Work item ->
From the listing below, extract each line containing the string "teaching".

Extracted records ->
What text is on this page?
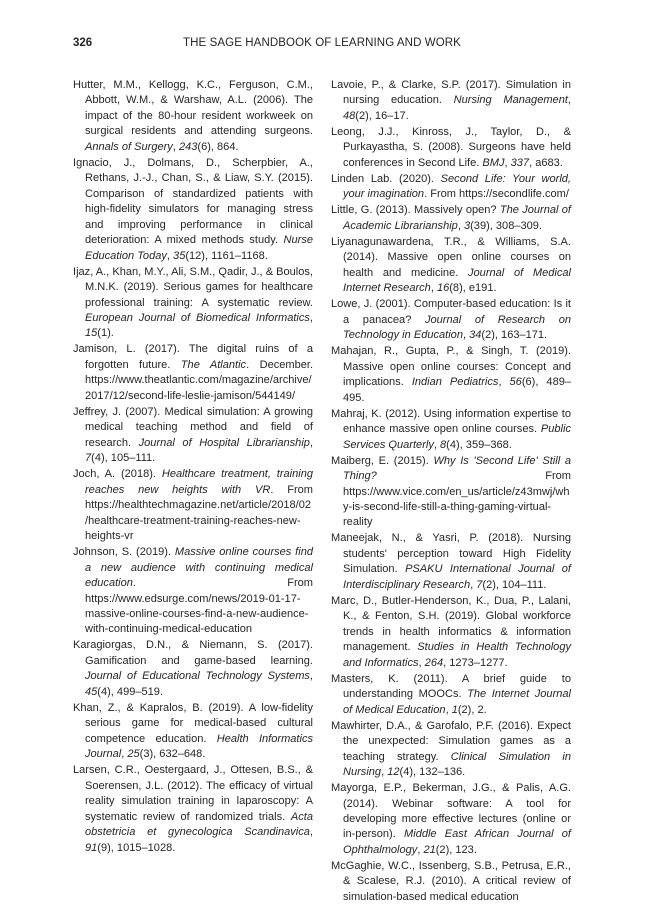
326	THE SAGE HANDBOOK OF LEARNING AND WORK

Hutter, M.M., Kellogg, K.C., Ferguson, C.M., Abbott, W.M., & Warshaw, A.L. (2006). The impact of the 80-hour resident workweek on surgical residents and attending surgeons. Annals of Surgery, 243(6), 864.

Ignacio, J., Dolmans, D., Scherpbier, A., Rethans, J.-J., Chan, S., & Liaw, S.Y. (2015). Comparison of standardized patients with high-fidelity simulators for managing stress and improving performance in clinical deterioration: A mixed methods study. Nurse Education Today, 35(12), 1161–1168.

Ijaz, A., Khan, M.Y., Ali, S.M., Qadir, J., & Boulos, M.N.K. (2019). Serious games for healthcare professional training: A systematic review. European Journal of Biomedical Informatics, 15(1).

Jamison, L. (2017). The digital ruins of a forgotten future. The Atlantic. December. https://www.theatlantic.com/magazine/archive/2017/12/second-life-leslie-jamison/544149/

Jeffrey, J. (2007). Medical simulation: A growing medical teaching method and field of research. Journal of Hospital Librarianship, 7(4), 105–111.

Joch, A. (2018). Healthcare treatment, training reaches new heights with VR. From https://healthtechmagazine.net/article/2018/02/healthcare-treatment-training-reaches-new-heights-vr

Johnson, S. (2019). Massive online courses find a new audience with continuing medical education. From https://www.edsurge.com/news/2019-01-17-massive-online-courses-find-a-new-audience-with-continuing-medical-education

Karagiorgas, D.N., & Niemann, S. (2017). Gamification and game-based learning. Journal of Educational Technology Systems, 45(4), 499–519.

Khan, Z., & Kapralos, B. (2019). A low-fidelity serious game for medical-based cultural competence education. Health Informatics Journal, 25(3), 632–648.

Larsen, C.R., Oestergaard, J., Ottesen, B.S., & Soerensen, J.L. (2012). The efficacy of virtual reality simulation training in laparoscopy: A systematic review of randomized trials. Acta obstetricia et gynecologica Scandinavica, 91(9), 1015–1028.

Lavoie, P., & Clarke, S.P. (2017). Simulation in nursing education. Nursing Management, 48(2), 16–17.

Leong, J.J., Kinross, J., Taylor, D., & Purkayastha, S. (2008). Surgeons have held conferences in Second Life. BMJ, 337, a683.

Linden Lab. (2020). Second Life: Your world, your imagination. From https://secondlife.com/

Little, G. (2013). Massively open? The Journal of Academic Librarianship, 3(39), 308–309.

Liyanagunawardena, T.R., & Williams, S.A. (2014). Massive open online courses on health and medicine. Journal of Medical Internet Research, 16(8), e191.

Lowe, J. (2001). Computer-based education: Is it a panacea? Journal of Research on Technology in Education, 34(2), 163–171.

Mahajan, R., Gupta, P., & Singh, T. (2019). Massive open online courses: Concept and implications. Indian Pediatrics, 56(6), 489–495.

Mahraj, K. (2012). Using information expertise to enhance massive open online courses. Public Services Quarterly, 8(4), 359–368.

Maiberg, E. (2015). Why Is 'Second Life' Still a Thing? From https://www.vice.com/en_us/article/z43mwj/why-is-second-life-still-a-thing-gaming-virtual-reality

Maneejak, N., & Yasri, P. (2018). Nursing students' perception toward High Fidelity Simulation. PSAKU International Journal of Interdisciplinary Research, 7(2), 104–111.

Marc, D., Butler-Henderson, K., Dua, P., Lalani, K., & Fenton, S.H. (2019). Global workforce trends in health informatics & information management. Studies in Health Technology and Informatics, 264, 1273–1277.

Masters, K. (2011). A brief guide to understanding MOOCs. The Internet Journal of Medical Education, 1(2), 2.

Mawhirter, D.A., & Garofalo, P.F. (2016). Expect the unexpected: Simulation games as a teaching strategy. Clinical Simulation in Nursing, 12(4), 132–136.

Mayorga, E.P., Bekerman, J.G., & Palis, A.G. (2014). Webinar software: A tool for developing more effective lectures (online or in-person). Middle East African Journal of Ophthalmology, 21(2), 123.

McGaghie, W.C., Issenberg, S.B., Petrusa, E.R., & Scalese, R.J. (2010). A critical review of simulation-based medical education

Response to the exercise ->
Jeffrey, J. (2007). Medical simulation: A growing medical teaching method and field of research. Journal of Hospital Librarianship, 7(4), 105–111.
Mawhirter, D.A., & Garofalo, P.F. (2016). Expect the unexpected: Simulation games as a teaching strategy. Clinical Simulation in Nursing, 12(4), 132–136.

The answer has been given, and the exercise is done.